Record excerpts
★ ★ ★ ★
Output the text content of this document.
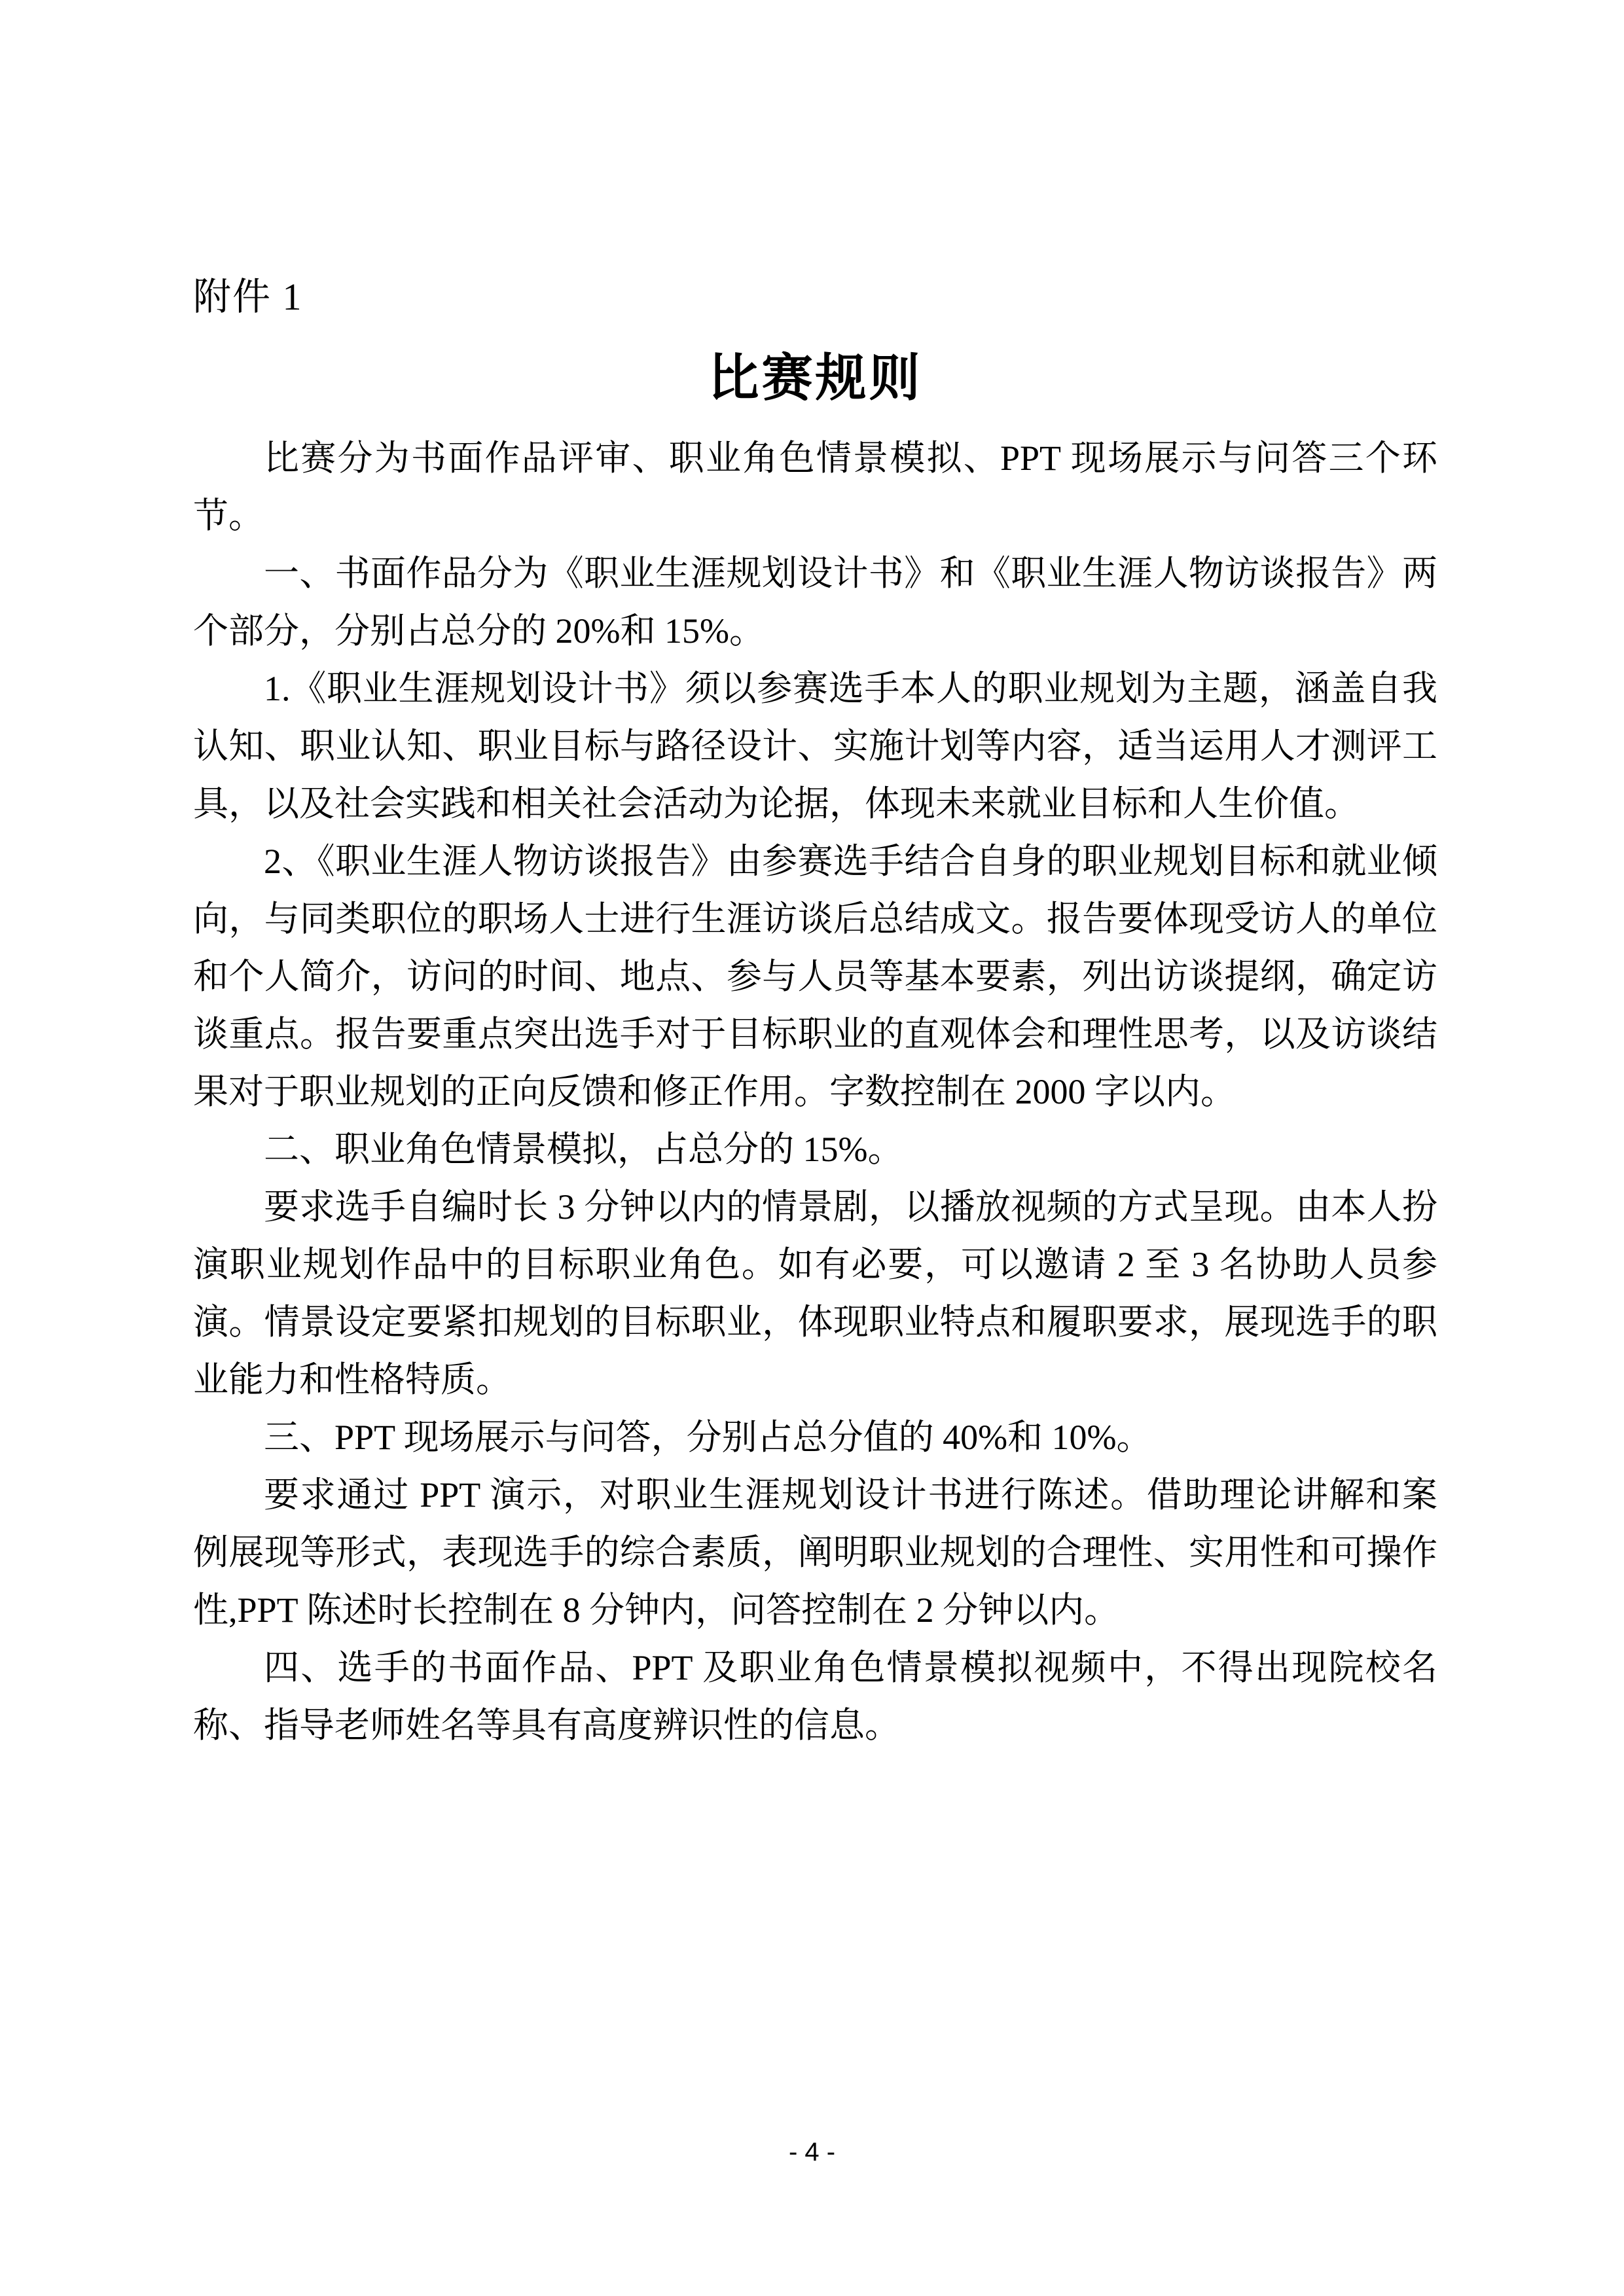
附件 1
比赛规则

比赛分为书面作品评审、职业角色情景模拟、PPT 现场展示与问答三个环节。

一、书面作品分为《职业生涯规划设计书》和《职业生涯人物访谈报告》两个部分，分别占总分的 20%和 15%。

1.《职业生涯规划设计书》须以参赛选手本人的职业规划为主题，涵盖自我认知、职业认知、职业目标与路径设计、实施计划等内容，适当运用人才测评工具，以及社会实践和相关社会活动为论据，体现未来就业目标和人生价值。

2、《职业生涯人物访谈报告》由参赛选手结合自身的职业规划目标和就业倾向，与同类职位的职场人士进行生涯访谈后总结成文。报告要体现受访人的单位和个人简介，访问的时间、地点、参与人员等基本要素，列出访谈提纲，确定访谈重点。报告要重点突出选手对于目标职业的直观体会和理性思考，以及访谈结果对于职业规划的正向反馈和修正作用。字数控制在 2000 字以内。

二、职业角色情景模拟，占总分的 15%。

要求选手自编时长 3 分钟以内的情景剧，以播放视频的方式呈现。由本人扮演职业规划作品中的目标职业角色。如有必要，可以邀请 2 至 3 名协助人员参演。情景设定要紧扣规划的目标职业，体现职业特点和履职要求，展现选手的职业能力和性格特质。

三、PPT 现场展示与问答，分别占总分值的 40%和 10%。

要求通过 PPT 演示，对职业生涯规划设计书进行陈述。借助理论讲解和案例展现等形式，表现选手的综合素质，阐明职业规划的合理性、实用性和可操作性,PPT 陈述时长控制在 8 分钟内，问答控制在 2 分钟以内。

四、选手的书面作品、PPT 及职业角色情景模拟视频中，不得出现院校名称、指导老师姓名等具有高度辨识性的信息。

- 4 -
★ ★ ★ ★
Task
Write out the records above exactly as they appear, leaving out any pictures.

Answer to the problem
Output the text content of this document.
附件 1
比赛规则

比赛分为书面作品评审、职业角色情景模拟、PPT 现场展示与问答三个环节。

一、书面作品分为《职业生涯规划设计书》和《职业生涯人物访谈报告》两个部分，分别占总分的 20%和 15%。

1.《职业生涯规划设计书》须以参赛选手本人的职业规划为主题，涵盖自我认知、职业认知、职业目标与路径设计、实施计划等内容，适当运用人才测评工具，以及社会实践和相关社会活动为论据，体现未来就业目标和人生价值。

2、《职业生涯人物访谈报告》由参赛选手结合自身的职业规划目标和就业倾向，与同类职位的职场人士进行生涯访谈后总结成文。报告要体现受访人的单位和个人简介，访问的时间、地点、参与人员等基本要素，列出访谈提纲，确定访谈重点。报告要重点突出选手对于目标职业的直观体会和理性思考，以及访谈结果对于职业规划的正向反馈和修正作用。字数控制在 2000 字以内。

二、职业角色情景模拟，占总分的 15%。

要求选手自编时长 3 分钟以内的情景剧，以播放视频的方式呈现。由本人扮演职业规划作品中的目标职业角色。如有必要，可以邀请 2 至 3 名协助人员参演。情景设定要紧扣规划的目标职业，体现职业特点和履职要求，展现选手的职业能力和性格特质。

三、PPT 现场展示与问答，分别占总分值的 40%和 10%。

要求通过 PPT 演示，对职业生涯规划设计书进行陈述。借助理论讲解和案例展现等形式，表现选手的综合素质，阐明职业规划的合理性、实用性和可操作性,PPT 陈述时长控制在 8 分钟内，问答控制在 2 分钟以内。

四、选手的书面作品、PPT 及职业角色情景模拟视频中，不得出现院校名称、指导老师姓名等具有高度辨识性的信息。

- 4 -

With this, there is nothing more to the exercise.